### [STATED TASK]
Determine which lines of the records include the word "content", and copy them.

──────── DATASET EXCERPTS ────────

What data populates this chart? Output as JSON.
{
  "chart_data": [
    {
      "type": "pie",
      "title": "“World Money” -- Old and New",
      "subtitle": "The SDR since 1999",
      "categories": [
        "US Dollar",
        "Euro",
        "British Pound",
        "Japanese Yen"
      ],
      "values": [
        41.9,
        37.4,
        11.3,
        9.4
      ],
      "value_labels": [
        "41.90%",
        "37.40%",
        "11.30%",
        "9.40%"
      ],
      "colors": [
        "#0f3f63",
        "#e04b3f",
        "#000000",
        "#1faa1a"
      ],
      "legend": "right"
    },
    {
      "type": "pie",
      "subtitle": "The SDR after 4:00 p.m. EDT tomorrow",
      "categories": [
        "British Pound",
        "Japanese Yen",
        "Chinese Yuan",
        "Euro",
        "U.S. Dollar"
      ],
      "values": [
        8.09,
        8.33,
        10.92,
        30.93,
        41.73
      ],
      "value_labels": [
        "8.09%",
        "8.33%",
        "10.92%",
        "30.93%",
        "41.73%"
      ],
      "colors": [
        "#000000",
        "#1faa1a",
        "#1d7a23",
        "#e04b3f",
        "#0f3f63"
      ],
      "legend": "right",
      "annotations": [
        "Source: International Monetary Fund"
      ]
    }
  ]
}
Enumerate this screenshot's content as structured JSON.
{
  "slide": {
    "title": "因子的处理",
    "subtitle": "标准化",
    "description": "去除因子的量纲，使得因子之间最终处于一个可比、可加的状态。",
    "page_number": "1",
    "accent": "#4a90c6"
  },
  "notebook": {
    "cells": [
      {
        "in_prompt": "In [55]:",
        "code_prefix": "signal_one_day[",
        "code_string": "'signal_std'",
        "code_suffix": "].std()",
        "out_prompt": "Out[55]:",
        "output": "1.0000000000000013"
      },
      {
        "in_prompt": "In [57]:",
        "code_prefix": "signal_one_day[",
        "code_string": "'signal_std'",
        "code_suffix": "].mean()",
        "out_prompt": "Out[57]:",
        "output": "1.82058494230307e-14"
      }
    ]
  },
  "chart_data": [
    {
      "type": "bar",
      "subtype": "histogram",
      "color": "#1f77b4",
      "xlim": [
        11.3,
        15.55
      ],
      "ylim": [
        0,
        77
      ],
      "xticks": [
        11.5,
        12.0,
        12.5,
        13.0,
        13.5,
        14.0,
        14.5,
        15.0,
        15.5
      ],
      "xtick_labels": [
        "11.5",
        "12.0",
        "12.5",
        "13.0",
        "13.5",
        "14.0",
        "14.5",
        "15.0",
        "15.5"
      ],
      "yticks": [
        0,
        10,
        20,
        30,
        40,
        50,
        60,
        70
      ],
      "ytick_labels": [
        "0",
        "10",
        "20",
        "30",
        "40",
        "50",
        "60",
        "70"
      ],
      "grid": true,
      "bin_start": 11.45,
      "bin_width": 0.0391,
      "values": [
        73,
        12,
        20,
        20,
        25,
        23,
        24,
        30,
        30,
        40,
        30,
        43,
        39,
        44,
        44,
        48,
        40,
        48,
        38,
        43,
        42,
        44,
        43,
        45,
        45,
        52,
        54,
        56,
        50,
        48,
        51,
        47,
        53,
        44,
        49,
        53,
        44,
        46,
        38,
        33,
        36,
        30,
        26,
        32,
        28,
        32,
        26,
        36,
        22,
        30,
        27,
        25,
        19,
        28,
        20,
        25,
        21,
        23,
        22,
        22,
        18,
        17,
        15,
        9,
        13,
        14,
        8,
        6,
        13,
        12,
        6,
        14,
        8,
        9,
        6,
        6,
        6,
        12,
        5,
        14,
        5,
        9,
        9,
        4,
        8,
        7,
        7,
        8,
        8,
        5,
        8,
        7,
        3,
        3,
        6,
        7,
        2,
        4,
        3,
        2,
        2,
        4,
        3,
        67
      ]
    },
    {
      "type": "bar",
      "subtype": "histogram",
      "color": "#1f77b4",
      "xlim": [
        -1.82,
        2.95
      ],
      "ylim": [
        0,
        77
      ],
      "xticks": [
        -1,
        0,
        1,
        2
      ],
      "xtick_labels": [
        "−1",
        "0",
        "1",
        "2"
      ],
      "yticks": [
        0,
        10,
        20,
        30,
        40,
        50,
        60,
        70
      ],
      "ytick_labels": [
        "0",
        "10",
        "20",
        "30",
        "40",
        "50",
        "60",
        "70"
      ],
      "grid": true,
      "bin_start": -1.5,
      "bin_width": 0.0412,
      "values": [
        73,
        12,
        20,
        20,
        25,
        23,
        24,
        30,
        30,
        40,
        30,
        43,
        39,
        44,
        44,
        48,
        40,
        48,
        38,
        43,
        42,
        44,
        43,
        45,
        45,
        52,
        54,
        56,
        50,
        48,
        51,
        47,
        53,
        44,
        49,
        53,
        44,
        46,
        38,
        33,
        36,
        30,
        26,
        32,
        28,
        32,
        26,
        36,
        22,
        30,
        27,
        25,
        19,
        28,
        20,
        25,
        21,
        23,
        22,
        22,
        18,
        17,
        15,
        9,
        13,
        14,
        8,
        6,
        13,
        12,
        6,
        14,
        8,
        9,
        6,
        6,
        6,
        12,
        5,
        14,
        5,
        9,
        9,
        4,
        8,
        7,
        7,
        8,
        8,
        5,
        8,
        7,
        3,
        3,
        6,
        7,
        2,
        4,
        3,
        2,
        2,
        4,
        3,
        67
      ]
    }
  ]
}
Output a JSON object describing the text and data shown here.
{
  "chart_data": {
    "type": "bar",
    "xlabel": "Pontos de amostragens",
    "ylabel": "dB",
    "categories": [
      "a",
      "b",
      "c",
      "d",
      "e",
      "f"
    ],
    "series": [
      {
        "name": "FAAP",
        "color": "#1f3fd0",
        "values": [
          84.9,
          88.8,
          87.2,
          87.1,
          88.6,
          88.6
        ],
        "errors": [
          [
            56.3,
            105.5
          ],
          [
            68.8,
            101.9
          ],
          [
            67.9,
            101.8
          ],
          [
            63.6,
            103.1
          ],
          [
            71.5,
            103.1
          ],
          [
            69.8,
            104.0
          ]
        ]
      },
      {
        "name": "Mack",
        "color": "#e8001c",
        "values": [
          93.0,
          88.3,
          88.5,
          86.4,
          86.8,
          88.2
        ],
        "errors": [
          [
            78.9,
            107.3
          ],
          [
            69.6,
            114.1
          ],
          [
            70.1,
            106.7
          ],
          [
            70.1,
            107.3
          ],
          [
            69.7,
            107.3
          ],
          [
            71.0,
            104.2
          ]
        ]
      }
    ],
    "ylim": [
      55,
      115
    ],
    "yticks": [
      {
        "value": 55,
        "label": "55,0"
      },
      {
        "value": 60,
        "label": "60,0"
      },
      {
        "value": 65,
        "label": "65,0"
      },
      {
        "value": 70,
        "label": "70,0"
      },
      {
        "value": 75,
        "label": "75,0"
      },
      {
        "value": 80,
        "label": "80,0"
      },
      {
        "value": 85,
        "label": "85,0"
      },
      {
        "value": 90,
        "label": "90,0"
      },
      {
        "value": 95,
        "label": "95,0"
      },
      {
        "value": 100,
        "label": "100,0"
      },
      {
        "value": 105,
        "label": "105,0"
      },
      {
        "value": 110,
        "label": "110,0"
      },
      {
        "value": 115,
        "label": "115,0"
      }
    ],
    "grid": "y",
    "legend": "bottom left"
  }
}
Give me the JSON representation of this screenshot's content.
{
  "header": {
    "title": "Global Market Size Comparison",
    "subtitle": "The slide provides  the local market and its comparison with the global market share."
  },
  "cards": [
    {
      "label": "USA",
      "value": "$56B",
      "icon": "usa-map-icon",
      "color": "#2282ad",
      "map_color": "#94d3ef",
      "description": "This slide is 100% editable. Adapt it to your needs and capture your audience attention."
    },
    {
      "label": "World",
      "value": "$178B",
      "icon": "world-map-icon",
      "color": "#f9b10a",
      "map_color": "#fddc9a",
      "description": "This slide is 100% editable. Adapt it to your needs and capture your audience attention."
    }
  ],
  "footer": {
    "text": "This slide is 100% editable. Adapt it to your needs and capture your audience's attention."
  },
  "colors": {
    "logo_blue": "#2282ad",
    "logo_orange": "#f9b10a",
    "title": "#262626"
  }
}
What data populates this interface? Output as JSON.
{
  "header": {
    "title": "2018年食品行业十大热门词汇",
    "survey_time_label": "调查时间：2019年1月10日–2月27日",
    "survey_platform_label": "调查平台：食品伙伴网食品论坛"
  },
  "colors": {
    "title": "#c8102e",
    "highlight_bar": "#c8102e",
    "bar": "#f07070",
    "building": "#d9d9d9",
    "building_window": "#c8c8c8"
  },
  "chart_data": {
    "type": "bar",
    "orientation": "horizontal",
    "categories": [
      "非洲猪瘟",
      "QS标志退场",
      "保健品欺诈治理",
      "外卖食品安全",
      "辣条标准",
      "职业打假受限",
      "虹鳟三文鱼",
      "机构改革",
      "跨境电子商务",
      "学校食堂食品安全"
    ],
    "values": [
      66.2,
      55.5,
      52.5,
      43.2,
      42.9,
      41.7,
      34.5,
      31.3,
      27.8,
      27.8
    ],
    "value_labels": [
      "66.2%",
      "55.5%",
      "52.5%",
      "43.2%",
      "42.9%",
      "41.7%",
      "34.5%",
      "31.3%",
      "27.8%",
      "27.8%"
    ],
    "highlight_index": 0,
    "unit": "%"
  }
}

────────

### [CORRECT OUTPUT]
Enumerate this screenshot's content as structured JSON.
Give me the JSON representation of this screenshot's content.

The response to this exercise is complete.